> [Objective] Return the lines of the records verbatim, starting with the line that contains "- point-label: 34%: [247, 133, 289, 155]" and going on through the line that contains "- slope-label: 0,25%", both included.

> [Data listing]
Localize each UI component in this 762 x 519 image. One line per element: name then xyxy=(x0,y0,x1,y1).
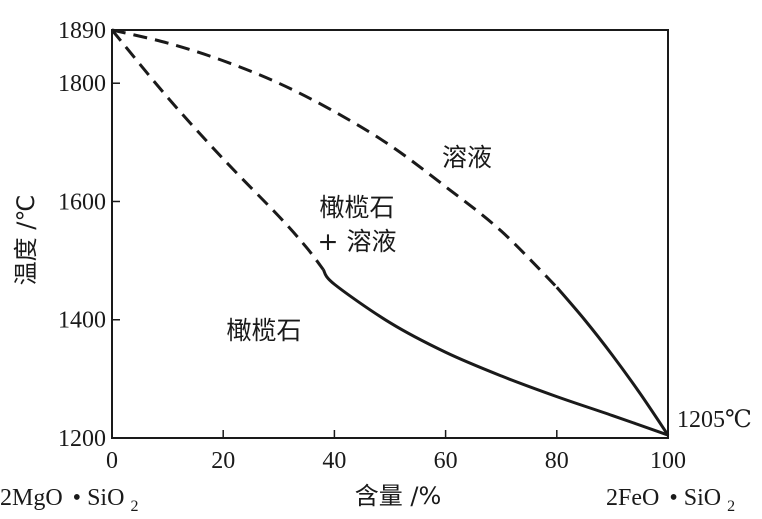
x-tick-label: 100 xyxy=(650,448,686,474)
melting-point-label: 1205℃ xyxy=(677,407,752,433)
plot-area-frame xyxy=(111,29,669,439)
liquidus-curve-solid xyxy=(555,286,670,436)
two-phase-region-label-line2: + 溶液 xyxy=(318,227,397,256)
x-tick-label: 80 xyxy=(545,448,569,474)
solidus-curve-dashed xyxy=(110,29,325,271)
phase-boundary-curves xyxy=(110,28,670,437)
right-endpoint-subscript: 2 xyxy=(727,498,735,515)
solidus-curve-solid xyxy=(321,268,669,437)
right-endpoint-main: 2FeO xyxy=(606,485,659,511)
solid-region-label: 橄榄石 xyxy=(226,316,301,345)
y-tick-label: 1800 xyxy=(58,71,106,97)
left-endpoint-dot: • xyxy=(73,485,81,511)
y-axis-ticks: 1200 1400 1600 1800 1890 xyxy=(58,18,120,452)
x-axis-title: 含量 /% xyxy=(355,482,442,510)
right-endpoint-label: 2FeO • SiO 2 xyxy=(606,485,735,515)
left-endpoint-sio: SiO xyxy=(87,485,124,511)
left-endpoint-label: 2MgO • SiO 2 xyxy=(0,485,138,515)
x-axis-ticks: 0 20 40 60 80 100 xyxy=(106,430,686,474)
x-tick-label: 40 xyxy=(322,448,346,474)
x-tick-label: 60 xyxy=(434,448,458,474)
liquidus-curve-dashed xyxy=(111,28,558,289)
y-tick-label: 1890 xyxy=(58,18,106,44)
right-endpoint-sio: SiO xyxy=(684,485,721,511)
y-tick-label: 1200 xyxy=(58,426,106,452)
y-axis-title: 温度 /℃ xyxy=(12,195,40,286)
x-tick-label: 0 xyxy=(106,448,118,474)
left-endpoint-main: 2MgO xyxy=(0,485,63,511)
two-phase-region-label-line1: 橄榄石 xyxy=(319,193,394,222)
y-tick-label: 1600 xyxy=(58,189,106,215)
y-tick-label: 1400 xyxy=(58,308,106,334)
left-endpoint-subscript: 2 xyxy=(130,498,138,515)
liquid-region-label: 溶液 xyxy=(442,143,492,172)
right-endpoint-dot: • xyxy=(669,485,677,511)
x-tick-label: 20 xyxy=(211,448,235,474)
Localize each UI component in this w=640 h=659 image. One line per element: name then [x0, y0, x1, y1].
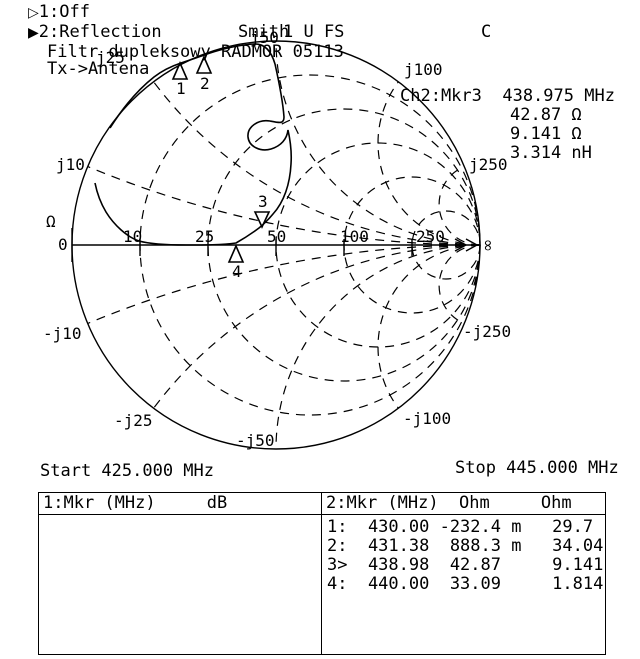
label-minus-j100: -j100 — [403, 409, 452, 428]
label-minus-j50: -j50 — [236, 431, 275, 450]
table-row: 4: 440.00 33.09 1.814 — [327, 574, 604, 594]
stop-frequency: Stop 445.000 MHz — [455, 458, 619, 478]
smith-chart-plot — [71, 40, 481, 450]
marker-table-ch1-body — [39, 515, 321, 518]
table-row: 1: 430.00 -232.4 m 29.7 — [327, 517, 594, 537]
marker-table-ch2: 2:Mkr (MHz) Ohm Ohm 1: 430.00 -232.4 m 2… — [321, 492, 606, 655]
reflection-trace — [94, 43, 293, 246]
marker3-number: 3 — [258, 192, 268, 211]
readout-reactance: 9.141 Ω — [510, 124, 582, 144]
axis-arrow-icon — [465, 238, 479, 252]
label-j10: j10 — [56, 155, 85, 174]
table-row: 2: 431.38 888.3 m 34.04 — [327, 536, 604, 556]
marker4-number: 4 — [232, 262, 242, 281]
real-axis — [71, 228, 479, 262]
marker1-triangle-icon — [171, 61, 189, 80]
display-format: Smith — [238, 22, 290, 42]
label-infinity: ∞ — [479, 238, 499, 253]
reactance-grid-arcs — [87, 40, 481, 450]
readout-resistance: 42.87 Ω — [510, 105, 582, 125]
label-minus-j10: -j10 — [43, 324, 82, 343]
trace2-status: ▶2:Reflection — [28, 22, 162, 42]
annotation-line2: Tx->Antena — [47, 59, 150, 79]
marker3-triangle-icon — [253, 211, 271, 229]
cal-status-badge: C — [481, 22, 492, 42]
marker-table-ch2-header: 2:Mkr (MHz) Ohm Ohm — [322, 493, 605, 515]
marker-table-ch2-body: 1: 430.00 -232.4 m 29.7 2: 431.38 888.3 m… — [322, 515, 605, 594]
label-j25: j25 — [96, 48, 125, 67]
trace1-pointer-icon: ▷ — [28, 5, 39, 21]
trace2-pointer-icon: ▶ — [28, 25, 39, 41]
table-row: 3> 438.98 42.87 9.141 — [327, 555, 604, 575]
label-ohm-axis: Ω — [46, 212, 56, 231]
marker-table-ch1: 1:Mkr (MHz) dB — [38, 492, 322, 655]
annotation-line1: Filtr dupleksowy RADMOR 05113 — [47, 42, 344, 62]
axis-arrow-icon — [454, 238, 468, 252]
trace1-status: ▷1:Off — [28, 2, 90, 22]
label-minus-j250: -j250 — [463, 322, 512, 341]
marker-table-ch1-header: 1:Mkr (MHz) dB — [39, 493, 321, 515]
trace2-label: 2:Reflection — [38, 22, 162, 42]
label-j100: j100 — [404, 60, 443, 79]
label-r25: 25 — [195, 227, 215, 246]
label-r250: 250 — [416, 227, 445, 246]
marker1-number: 1 — [176, 79, 186, 98]
readout-title: Ch2:Mkr3 438.975 MHz — [400, 86, 615, 106]
label-r100: 100 — [340, 227, 369, 246]
label-j50: j50 — [250, 28, 279, 47]
label-zero: 0 — [58, 235, 68, 254]
label-r50: 50 — [267, 227, 287, 246]
label-r10: 10 — [123, 227, 143, 246]
scale-per-div: 1 U FS — [283, 22, 345, 42]
label-minus-j25: -j25 — [114, 411, 153, 430]
readout-inductance: 3.314 nH — [510, 143, 592, 163]
marker4-triangle-icon — [227, 244, 245, 263]
marker2-triangle-icon — [195, 55, 213, 74]
start-frequency: Start 425.000 MHz — [40, 461, 214, 481]
trace1-label: 1:Off — [38, 2, 90, 22]
label-j250: j250 — [469, 155, 508, 174]
marker2-number: 2 — [200, 74, 210, 93]
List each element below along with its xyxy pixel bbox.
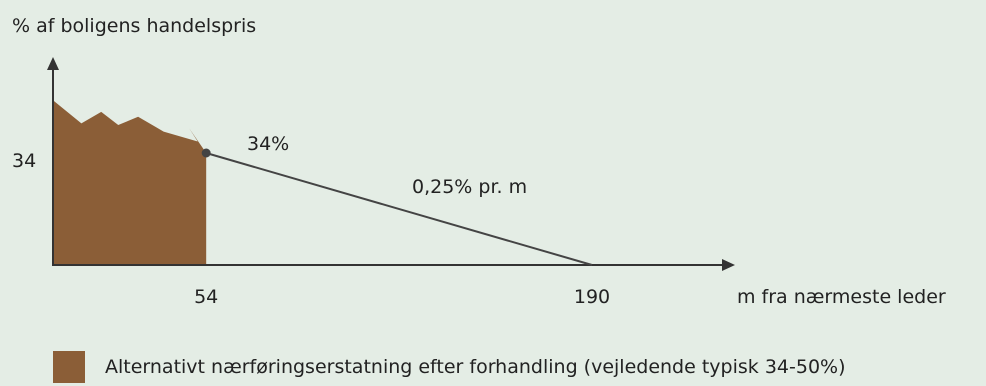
- point-label: 34%: [247, 133, 289, 155]
- y-axis-label: % af boligens handelspris: [12, 15, 256, 37]
- legend-label: Alternativt nærføringserstatning efter f…: [105, 356, 846, 378]
- compensation-line: [205, 152, 593, 266]
- x-tick-label-190: 190: [574, 286, 610, 308]
- y-axis-arrow: [47, 57, 59, 70]
- x-tick-label-54: 54: [194, 286, 218, 308]
- legend: Alternativt nærføringserstatning efter f…: [53, 351, 846, 383]
- x-axis-arrow: [722, 259, 735, 271]
- legend-swatch: [53, 351, 85, 383]
- negotiated-compensation-area: [53, 100, 207, 265]
- slope-label: 0,25% pr. m: [412, 176, 527, 198]
- x-axis-label: m fra nærmeste leder: [737, 286, 946, 308]
- data-point-54: [201, 148, 211, 158]
- y-tick-label: 34: [12, 150, 36, 172]
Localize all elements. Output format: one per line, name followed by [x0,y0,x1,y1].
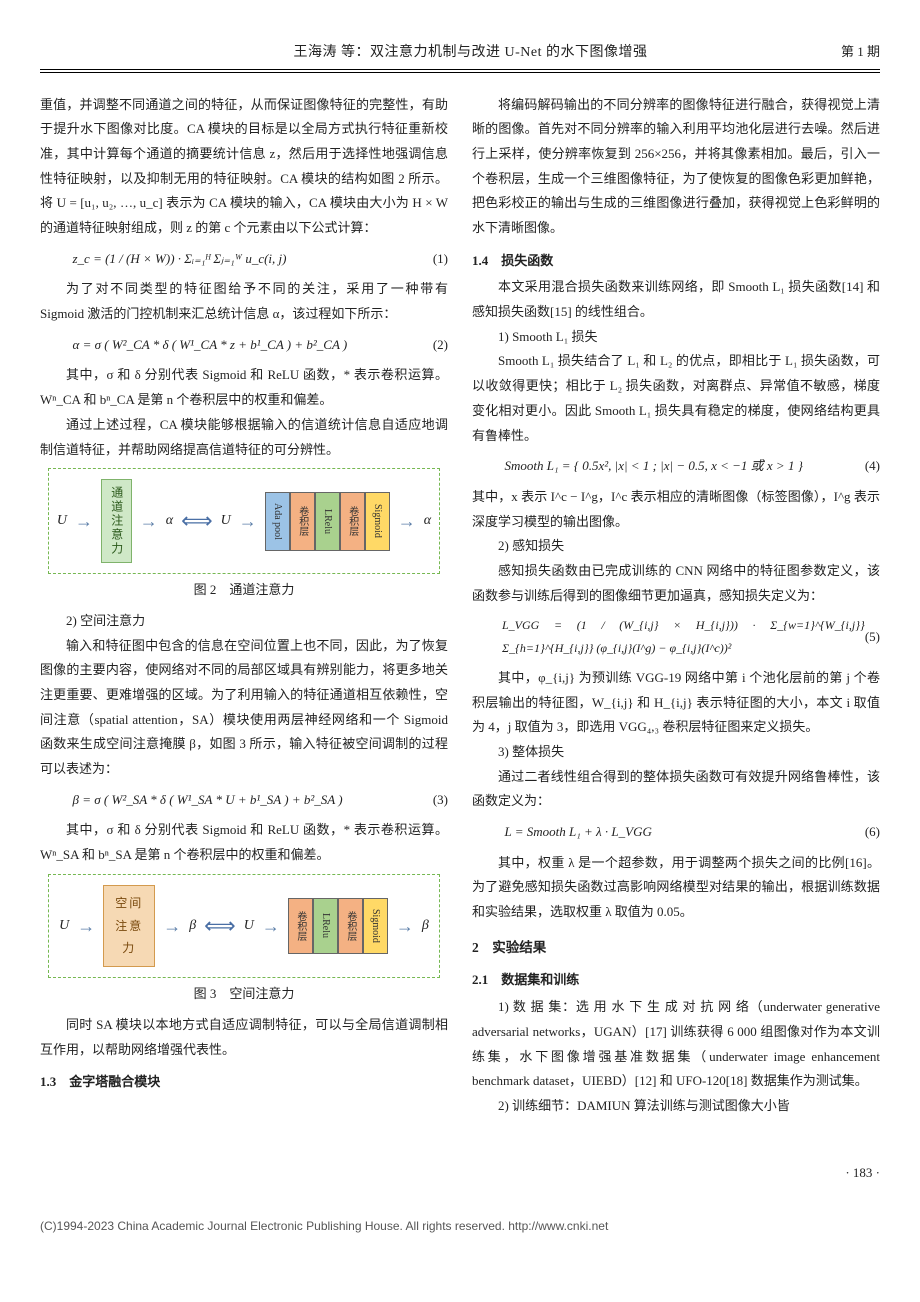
equation-number: (3) [433,788,448,813]
body-paragraph: 其中，x 表示 I^c − I^g，I^c 表示相应的清晰图像（标签图像），I^… [472,485,880,534]
equation-number: (1) [433,247,448,272]
body-paragraph: 其中，φ_{i,j} 为预训练 VGG-19 网络中第 i 个池化层前的第 j … [472,666,880,740]
figure-3-caption: 图 3 空间注意力 [40,982,448,1007]
spatial-attention-diagram: U → 空间注意力 → β ⟺ U → 卷积层 LRelu 卷积层 Sigmoi… [48,874,440,978]
body-paragraph: 其中，σ 和 δ 分别代表 Sigmoid 和 ReLU 函数，* 表示卷积运算… [40,818,448,867]
figure-2-caption: 图 2 通道注意力 [40,578,448,603]
diagram-label-u: U [244,913,254,940]
conv-layer: 卷积层 [288,898,313,954]
equation-body: β = σ ( W²_SA * δ ( W¹_SA * U + b¹_SA ) … [40,788,343,813]
double-arrow-icon: ⟺ [204,915,236,937]
body-paragraph: 1) 数 据 集：选 用 水 下 生 成 对 抗 网 络（underwater … [472,995,880,1094]
body-paragraph: 为了对不同类型的特征图给予不同的关注，采用了一种带有 Sigmoid 激活的门控… [40,277,448,326]
channel-attention-block: 通道注意力 [101,479,132,563]
page-header: 王海涛 等：双注意力机制与改进 U-Net 的水下图像增强 第 1 期 [40,40,880,70]
arrow-icon: → [77,917,95,935]
heading-2: 2 实验结果 [472,935,880,961]
two-column-body: 重值，并调整不同通道之间的特征，从而保证图像特征的完整性，有助于提升水下图像对比… [40,93,880,1143]
conv-layer: 卷积层 [290,492,315,551]
body-paragraph: 1) Smooth L₁ 损失 [472,325,880,350]
body-paragraph: 感知损失函数由已完成训练的 CNN 网络中的特征图参数定义，该函数参与训练后得到… [472,559,880,608]
issue-number: 第 1 期 [841,40,880,65]
equation-5: L_VGG = (1 / (W_{i,j} × H_{i,j})) · Σ_{w… [472,614,880,660]
diagram-label-u: U [59,913,69,940]
sigmoid-layer: Sigmoid [363,898,388,954]
lrelu-layer: LRelu [313,898,338,954]
arrow-icon: → [75,512,93,530]
equation-number: (6) [865,820,880,845]
diagram-label-alpha: α [166,508,173,535]
diagram-label-u: U [221,508,231,535]
body-paragraph: 本文采用混合损失函数来训练网络，即 Smooth L₁ 损失函数[14] 和感知… [472,275,880,324]
double-arrow-icon: ⟺ [181,510,213,532]
layer-stack: 卷积层 LRelu 卷积层 Sigmoid [288,898,388,954]
copyright-notice: (C)1994-2023 China Academic Journal Elec… [40,1215,880,1238]
heading-1-4: 1.4 损失函数 [472,249,880,274]
sigmoid-layer: Sigmoid [365,492,390,551]
running-title: 王海涛 等：双注意力机制与改进 U-Net 的水下图像增强 [100,40,841,67]
equation-body: L = Smooth L₁ + λ · L_VGG [472,820,652,845]
diagram-label-beta: β [189,913,196,940]
equation-number: (4) [865,454,880,479]
body-paragraph: 重值，并调整不同通道之间的特征，从而保证图像特征的完整性，有助于提升水下图像对比… [40,93,448,241]
body-paragraph: 输入和特征图中包含的信息在空间位置上也不同，因此，为了恢复图像的主要内容，使网络… [40,634,448,782]
equation-1: z_c = (1 / (H × W)) · Σᵢ₌₁ᴴ Σⱼ₌₁ᵂ u_c(i,… [40,247,448,272]
equation-4: Smooth L₁ = { 0.5x², |x| < 1 ; |x| − 0.5… [472,454,880,479]
arrow-icon: → [239,512,257,530]
figure-2: U → 通道注意力 → α ⟺ U → Ada pool 卷积层 LRelu 卷… [40,468,448,603]
body-paragraph: 通过上述过程，CA 模块能够根据输入的信道统计信息自适应地调制信道特征，并帮助网… [40,413,448,462]
equation-number: (5) [865,625,880,650]
conv-layer: 卷积层 [340,492,365,551]
equation-body: Smooth L₁ = { 0.5x², |x| < 1 ; |x| − 0.5… [472,454,803,479]
body-paragraph: 将编码解码输出的不同分辨率的图像特征进行融合，获得视觉上清晰的图像。首先对不同分… [472,93,880,241]
heading-1-3: 1.3 金字塔融合模块 [40,1070,448,1095]
header-rule [40,72,880,73]
equation-6: L = Smooth L₁ + λ · L_VGG (6) [472,820,880,845]
body-paragraph: 同时 SA 模块以本地方式自适应调制特征，可以与全局信道调制相互作用，以帮助网络… [40,1013,448,1062]
spatial-attention-block: 空间注意力 [103,885,155,967]
equation-2: α = σ ( W²_CA * δ ( W¹_CA * z + b¹_CA ) … [40,333,448,358]
equation-3: β = σ ( W²_SA * δ ( W¹_SA * U + b¹_SA ) … [40,788,448,813]
arrow-icon: → [396,917,414,935]
equation-body: α = σ ( W²_CA * δ ( W¹_CA * z + b¹_CA ) … [40,333,347,358]
arrow-icon: → [140,512,158,530]
equation-body: z_c = (1 / (H × W)) · Σᵢ₌₁ᴴ Σⱼ₌₁ᵂ u_c(i,… [40,247,287,272]
arrow-icon: → [262,917,280,935]
diagram-label-u: U [57,508,67,535]
body-paragraph: 2) 训练细节：DAMIUN 算法训练与测试图像大小皆 [472,1094,880,1119]
body-paragraph: 2) 感知损失 [472,534,880,559]
channel-attention-diagram: U → 通道注意力 → α ⟺ U → Ada pool 卷积层 LRelu 卷… [48,468,440,574]
arrow-icon: → [398,512,416,530]
diagram-label-beta: β [422,913,429,940]
subheading: 2) 空间注意力 [40,609,448,634]
equation-body: L_VGG = (1 / (W_{i,j} × H_{i,j})) · Σ_{w… [472,614,865,660]
body-paragraph: 3) 整体损失 [472,740,880,765]
diagram-label-alpha: α [424,508,431,535]
body-paragraph: Smooth L₁ 损失结合了 L₁ 和 L₂ 的优点，即相比于 L₁ 损失函数… [472,349,880,448]
page-number: · 183 · [40,1161,880,1186]
figure-3: U → 空间注意力 → β ⟺ U → 卷积层 LRelu 卷积层 Sigmoi… [40,874,448,1007]
body-paragraph: 其中，σ 和 δ 分别代表 Sigmoid 和 ReLU 函数，* 表示卷积运算… [40,363,448,412]
conv-layer: 卷积层 [338,898,363,954]
body-paragraph: 通过二者线性组合得到的整体损失函数可有效提升网络鲁棒性，该函数定义为： [472,765,880,814]
layer-stack: Ada pool 卷积层 LRelu 卷积层 Sigmoid [265,492,390,551]
heading-2-1: 2.1 数据集和训练 [472,968,880,993]
lrelu-layer: LRelu [315,492,340,551]
arrow-icon: → [163,917,181,935]
body-paragraph: 其中，权重 λ 是一个超参数，用于调整两个损失之间的比例[16]。为了避免感知损… [472,851,880,925]
ada-pool-layer: Ada pool [265,492,290,551]
equation-number: (2) [433,333,448,358]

> [Solution to this exercise]
- point-label: 34%: [247, 133, 289, 155]
- y-axis-label: % af boligens handelspris: [12, 15, 256, 37]
- legend-label: Alternativt nærføringserstatning efter f…: [105, 356, 846, 378]
- compensation-line: [205, 152, 593, 266]
- x-tick-label-190: 190: [574, 286, 610, 308]
- y-axis-arrow: [47, 57, 59, 70]
- x-tick-label-54: 54: [194, 286, 218, 308]
- legend: Alternativt nærføringserstatning efter f…: [53, 351, 846, 383]
- x-axis-arrow: [722, 259, 735, 271]
- legend-swatch: [53, 351, 85, 383]
- negotiated-compensation-area: [53, 100, 207, 265]
- slope-label: 0,25% pr. m: [412, 176, 527, 198]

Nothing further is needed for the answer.